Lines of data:
▼▼▼
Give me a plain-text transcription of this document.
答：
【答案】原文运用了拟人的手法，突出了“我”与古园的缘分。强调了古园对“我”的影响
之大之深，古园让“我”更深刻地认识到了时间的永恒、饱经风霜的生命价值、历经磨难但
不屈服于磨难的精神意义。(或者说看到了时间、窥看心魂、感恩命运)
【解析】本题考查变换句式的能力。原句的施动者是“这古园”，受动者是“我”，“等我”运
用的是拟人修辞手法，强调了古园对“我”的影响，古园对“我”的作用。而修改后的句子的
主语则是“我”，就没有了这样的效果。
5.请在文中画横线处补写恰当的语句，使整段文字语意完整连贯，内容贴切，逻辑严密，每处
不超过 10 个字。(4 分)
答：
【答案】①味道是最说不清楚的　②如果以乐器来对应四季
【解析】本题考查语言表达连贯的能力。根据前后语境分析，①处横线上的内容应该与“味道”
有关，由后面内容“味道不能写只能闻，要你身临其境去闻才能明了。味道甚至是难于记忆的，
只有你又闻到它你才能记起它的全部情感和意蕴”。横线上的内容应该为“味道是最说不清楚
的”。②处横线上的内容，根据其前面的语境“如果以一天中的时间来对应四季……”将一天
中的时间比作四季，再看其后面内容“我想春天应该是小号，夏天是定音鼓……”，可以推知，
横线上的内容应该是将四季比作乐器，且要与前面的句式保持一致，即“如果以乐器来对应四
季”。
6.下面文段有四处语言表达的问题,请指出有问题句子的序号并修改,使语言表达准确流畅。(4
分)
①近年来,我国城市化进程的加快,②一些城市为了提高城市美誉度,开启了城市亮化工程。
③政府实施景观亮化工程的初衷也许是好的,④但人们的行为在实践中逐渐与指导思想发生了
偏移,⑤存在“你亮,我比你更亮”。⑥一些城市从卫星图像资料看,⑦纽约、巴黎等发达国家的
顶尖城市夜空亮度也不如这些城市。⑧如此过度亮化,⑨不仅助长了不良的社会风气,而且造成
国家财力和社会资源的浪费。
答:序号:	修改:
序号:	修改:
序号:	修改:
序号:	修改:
▲▲▲
■ **Job**
Pick out, from the lines above, every one that contains the string "强调了古园对".

■ **Exercise output**
【答案】原文运用了拟人的手法，突出了“我”与古园的缘分。强调了古园对“我”的影响
用的是拟人修辞手法，强调了古园对“我”的影响，古园对“我”的作用。而修改后的句子的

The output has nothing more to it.